## CHALLENGE
Return each line of the records with nothing changed, pictures excepted.

──────

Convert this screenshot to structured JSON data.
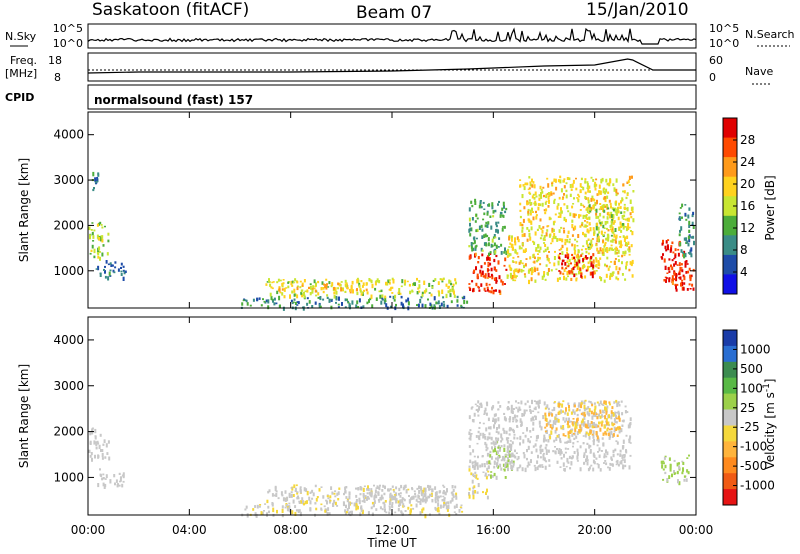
{
  "header": {
    "station": "Saskatoon (fitACF)",
    "beam": "Beam 07",
    "date": "15/Jan/2010"
  },
  "noise_panel": {
    "left_label": "N.Sky",
    "left_ticks": [
      "10^5",
      "10^0"
    ],
    "right_label": "N.Search",
    "right_ticks": [
      "10^5",
      "10^0"
    ]
  },
  "freq_panel": {
    "left_label_1": "Freq.",
    "left_label_2": "[MHz]",
    "left_ticks": [
      "18",
      "8"
    ],
    "right_label": "Nave",
    "right_ticks": [
      "60",
      "0"
    ]
  },
  "cpid_panel": {
    "label": "CPID",
    "text": "normalsound (fast) 157"
  },
  "axes": {
    "ylabel": "Slant Range [km]",
    "yticks": [
      "4000",
      "3000",
      "2000",
      "1000"
    ],
    "xticks": [
      "00:00",
      "04:00",
      "08:00",
      "12:00",
      "16:00",
      "20:00",
      "00:00"
    ],
    "xlabel": "Time UT"
  },
  "power_colorbar": {
    "label": "Power [dB]",
    "ticks": [
      "28",
      "24",
      "20",
      "16",
      "12",
      "8",
      "4"
    ],
    "colors": [
      "#e00000",
      "#ff4a00",
      "#ff9a1a",
      "#ffd21e",
      "#c8e632",
      "#4cad3a",
      "#3a8c86",
      "#1e4ca8",
      "#1010e6"
    ]
  },
  "velocity_colorbar": {
    "label": "Velocity [m s^-1]",
    "ticks": [
      "1000",
      "500",
      "100",
      "25",
      "-25",
      "-100",
      "-500",
      "-1000"
    ],
    "colors": [
      "#1a3ca8",
      "#2a6ed2",
      "#3c8c50",
      "#59b946",
      "#9cd04a",
      "#c8c8c8",
      "#f5d83c",
      "#ffb43c",
      "#ff8a1e",
      "#f05a14",
      "#e61414"
    ]
  },
  "chart_data": [
    {
      "type": "heatmap",
      "title": "Power",
      "xlabel": "Time UT",
      "ylabel": "Slant Range [km]",
      "xlim": [
        0,
        24
      ],
      "ylim": [
        180,
        4500
      ],
      "colorbar_label": "Power [dB]",
      "colorbar_range": [
        0,
        30
      ],
      "regions": [
        {
          "t": [
            0.1,
            0.5
          ],
          "r": [
            2800,
            3200
          ],
          "value": 8
        },
        {
          "t": [
            0.0,
            0.8
          ],
          "r": [
            1300,
            2100
          ],
          "value": 14
        },
        {
          "t": [
            0.3,
            1.5
          ],
          "r": [
            850,
            1250
          ],
          "value": 6
        },
        {
          "t": [
            6.0,
            15.0
          ],
          "r": [
            200,
            450
          ],
          "value": 8
        },
        {
          "t": [
            7.0,
            14.5
          ],
          "r": [
            450,
            850
          ],
          "value": 16
        },
        {
          "t": [
            7.5,
            11.0
          ],
          "r": [
            550,
            750
          ],
          "value": 20
        },
        {
          "t": [
            15.0,
            16.5
          ],
          "r": [
            550,
            1400
          ],
          "value": 28
        },
        {
          "t": [
            15.0,
            16.5
          ],
          "r": [
            1400,
            2600
          ],
          "value": 10
        },
        {
          "t": [
            16.5,
            21.5
          ],
          "r": [
            800,
            1800
          ],
          "value": 18
        },
        {
          "t": [
            17.0,
            21.5
          ],
          "r": [
            1800,
            3100
          ],
          "value": 18
        },
        {
          "t": [
            18.5,
            20.0
          ],
          "r": [
            900,
            1400
          ],
          "value": 28
        },
        {
          "t": [
            19.5,
            21.3
          ],
          "r": [
            1400,
            2500
          ],
          "value": 16
        },
        {
          "t": [
            22.6,
            23.5
          ],
          "r": [
            800,
            1700
          ],
          "value": 28
        },
        {
          "t": [
            22.9,
            23.9
          ],
          "r": [
            600,
            1300
          ],
          "value": 28
        },
        {
          "t": [
            23.3,
            23.9
          ],
          "r": [
            1300,
            2500
          ],
          "value": 8
        }
      ]
    },
    {
      "type": "heatmap",
      "title": "Velocity",
      "xlabel": "Time UT",
      "ylabel": "Slant Range [km]",
      "xlim": [
        0,
        24
      ],
      "ylim": [
        180,
        4500
      ],
      "colorbar_label": "Velocity [m s^-1]",
      "colorbar_range": [
        -1000,
        1000
      ],
      "regions": [
        {
          "t": [
            0.0,
            0.8
          ],
          "r": [
            1400,
            2100
          ],
          "value": 0
        },
        {
          "t": [
            0.3,
            1.4
          ],
          "r": [
            800,
            1200
          ],
          "value": 0
        },
        {
          "t": [
            7.0,
            14.5
          ],
          "r": [
            450,
            850
          ],
          "value": -60
        },
        {
          "t": [
            10.0,
            14.5
          ],
          "r": [
            450,
            850
          ],
          "value": 0
        },
        {
          "t": [
            6.0,
            15.0
          ],
          "r": [
            200,
            450
          ],
          "value": -60
        },
        {
          "t": [
            15.0,
            15.8
          ],
          "r": [
            600,
            1400
          ],
          "value": -80
        },
        {
          "t": [
            15.8,
            16.8
          ],
          "r": [
            1000,
            1800
          ],
          "value": 100
        },
        {
          "t": [
            15.0,
            21.4
          ],
          "r": [
            1200,
            2700
          ],
          "value": 0
        },
        {
          "t": [
            18.0,
            21.0
          ],
          "r": [
            1900,
            2700
          ],
          "value": -300
        },
        {
          "t": [
            22.6,
            23.7
          ],
          "r": [
            900,
            1500
          ],
          "value": 150
        }
      ]
    }
  ]
}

──────

## WRITTEN ANSWER
Convert this screenshot to structured JSON data.
{
  "header": {
    "station": "Saskatoon (fitACF)",
    "beam": "Beam 07",
    "date": "15/Jan/2010"
  },
  "noise_panel": {
    "left_label": "N.Sky",
    "left_ticks": [
      "10^5",
      "10^0"
    ],
    "right_label": "N.Search",
    "right_ticks": [
      "10^5",
      "10^0"
    ]
  },
  "freq_panel": {
    "left_label_1": "Freq.",
    "left_label_2": "[MHz]",
    "left_ticks": [
      "18",
      "8"
    ],
    "right_label": "Nave",
    "right_ticks": [
      "60",
      "0"
    ]
  },
  "cpid_panel": {
    "label": "CPID",
    "text": "normalsound (fast) 157"
  },
  "axes": {
    "ylabel": "Slant Range [km]",
    "yticks": [
      "4000",
      "3000",
      "2000",
      "1000"
    ],
    "xticks": [
      "00:00",
      "04:00",
      "08:00",
      "12:00",
      "16:00",
      "20:00",
      "00:00"
    ],
    "xlabel": "Time UT"
  },
  "power_colorbar": {
    "label": "Power [dB]",
    "ticks": [
      "28",
      "24",
      "20",
      "16",
      "12",
      "8",
      "4"
    ],
    "colors": [
      "#e00000",
      "#ff4a00",
      "#ff9a1a",
      "#ffd21e",
      "#c8e632",
      "#4cad3a",
      "#3a8c86",
      "#1e4ca8",
      "#1010e6"
    ]
  },
  "velocity_colorbar": {
    "label": "Velocity [m s^-1]",
    "ticks": [
      "1000",
      "500",
      "100",
      "25",
      "-25",
      "-100",
      "-500",
      "-1000"
    ],
    "colors": [
      "#1a3ca8",
      "#2a6ed2",
      "#3c8c50",
      "#59b946",
      "#9cd04a",
      "#c8c8c8",
      "#f5d83c",
      "#ffb43c",
      "#ff8a1e",
      "#f05a14",
      "#e61414"
    ]
  },
  "chart_data": [
    {
      "type": "heatmap",
      "title": "Power",
      "xlabel": "Time UT",
      "ylabel": "Slant Range [km]",
      "xlim": [
        0,
        24
      ],
      "ylim": [
        180,
        4500
      ],
      "colorbar_label": "Power [dB]",
      "colorbar_range": [
        0,
        30
      ],
      "regions": [
        {
          "t": [
            0.1,
            0.5
          ],
          "r": [
            2800,
            3200
          ],
          "value": 8
        },
        {
          "t": [
            0.0,
            0.8
          ],
          "r": [
            1300,
            2100
          ],
          "value": 14
        },
        {
          "t": [
            0.3,
            1.5
          ],
          "r": [
            850,
            1250
          ],
          "value": 6
        },
        {
          "t": [
            6.0,
            15.0
          ],
          "r": [
            200,
            450
          ],
          "value": 8
        },
        {
          "t": [
            7.0,
            14.5
          ],
          "r": [
            450,
            850
          ],
          "value": 16
        },
        {
          "t": [
            7.5,
            11.0
          ],
          "r": [
            550,
            750
          ],
          "value": 20
        },
        {
          "t": [
            15.0,
            16.5
          ],
          "r": [
            550,
            1400
          ],
          "value": 28
        },
        {
          "t": [
            15.0,
            16.5
          ],
          "r": [
            1400,
            2600
          ],
          "value": 10
        },
        {
          "t": [
            16.5,
            21.5
          ],
          "r": [
            800,
            1800
          ],
          "value": 18
        },
        {
          "t": [
            17.0,
            21.5
          ],
          "r": [
            1800,
            3100
          ],
          "value": 18
        },
        {
          "t": [
            18.5,
            20.0
          ],
          "r": [
            900,
            1400
          ],
          "value": 28
        },
        {
          "t": [
            19.5,
            21.3
          ],
          "r": [
            1400,
            2500
          ],
          "value": 16
        },
        {
          "t": [
            22.6,
            23.5
          ],
          "r": [
            800,
            1700
          ],
          "value": 28
        },
        {
          "t": [
            22.9,
            23.9
          ],
          "r": [
            600,
            1300
          ],
          "value": 28
        },
        {
          "t": [
            23.3,
            23.9
          ],
          "r": [
            1300,
            2500
          ],
          "value": 8
        }
      ]
    },
    {
      "type": "heatmap",
      "title": "Velocity",
      "xlabel": "Time UT",
      "ylabel": "Slant Range [km]",
      "xlim": [
        0,
        24
      ],
      "ylim": [
        180,
        4500
      ],
      "colorbar_label": "Velocity [m s^-1]",
      "colorbar_range": [
        -1000,
        1000
      ],
      "regions": [
        {
          "t": [
            0.0,
            0.8
          ],
          "r": [
            1400,
            2100
          ],
          "value": 0
        },
        {
          "t": [
            0.3,
            1.4
          ],
          "r": [
            800,
            1200
          ],
          "value": 0
        },
        {
          "t": [
            7.0,
            14.5
          ],
          "r": [
            450,
            850
          ],
          "value": -60
        },
        {
          "t": [
            10.0,
            14.5
          ],
          "r": [
            450,
            850
          ],
          "value": 0
        },
        {
          "t": [
            6.0,
            15.0
          ],
          "r": [
            200,
            450
          ],
          "value": -60
        },
        {
          "t": [
            15.0,
            15.8
          ],
          "r": [
            600,
            1400
          ],
          "value": -80
        },
        {
          "t": [
            15.8,
            16.8
          ],
          "r": [
            1000,
            1800
          ],
          "value": 100
        },
        {
          "t": [
            15.0,
            21.4
          ],
          "r": [
            1200,
            2700
          ],
          "value": 0
        },
        {
          "t": [
            18.0,
            21.0
          ],
          "r": [
            1900,
            2700
          ],
          "value": -300
        },
        {
          "t": [
            22.6,
            23.7
          ],
          "r": [
            900,
            1500
          ],
          "value": 150
        }
      ]
    }
  ]
}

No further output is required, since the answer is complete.